TASK DETAILS: From the entries that follow, list every line in which the string "image" appears.

MATERIALS PROVIDED:
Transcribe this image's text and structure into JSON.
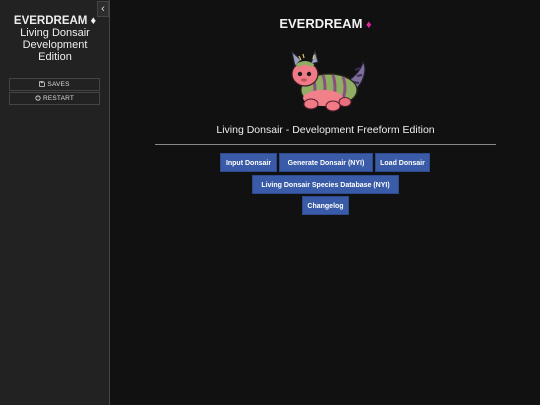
{
  "sidebar": {
    "collapse_icon": "‹",
    "title_name": "EVERDREAM",
    "title_diamond": "♦",
    "subtitle_lines": [
      "Living Donsair",
      "Development",
      "Edition"
    ],
    "saves_label": "SAVES",
    "restart_label": "RESTART"
  },
  "main": {
    "title": "EVERDREAM",
    "title_diamond": "♦",
    "subtitle": "Living Donsair - Development Freeform Edition",
    "buttons": {
      "input": "Input Donsair",
      "generate": "Generate Donsair (NYI)",
      "load": "Load Donsair",
      "species": "Living Donsair Species Database (NYI)",
      "changelog": "Changelog"
    }
  },
  "colors": {
    "accent_diamond": "#e0279b",
    "button_bg": "#3a5ba8",
    "sidebar_bg": "#222222",
    "page_bg": "#111111"
  },
  "icons": {
    "collapse": "chevron-left-icon",
    "saves": "save-icon",
    "restart": "restart-icon",
    "mascot": "donsair-creature-image"
  }
}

TASK RESPONSE:
Transcribe this image's text and structure into JSON.
    "mascot": "donsair-creature-image"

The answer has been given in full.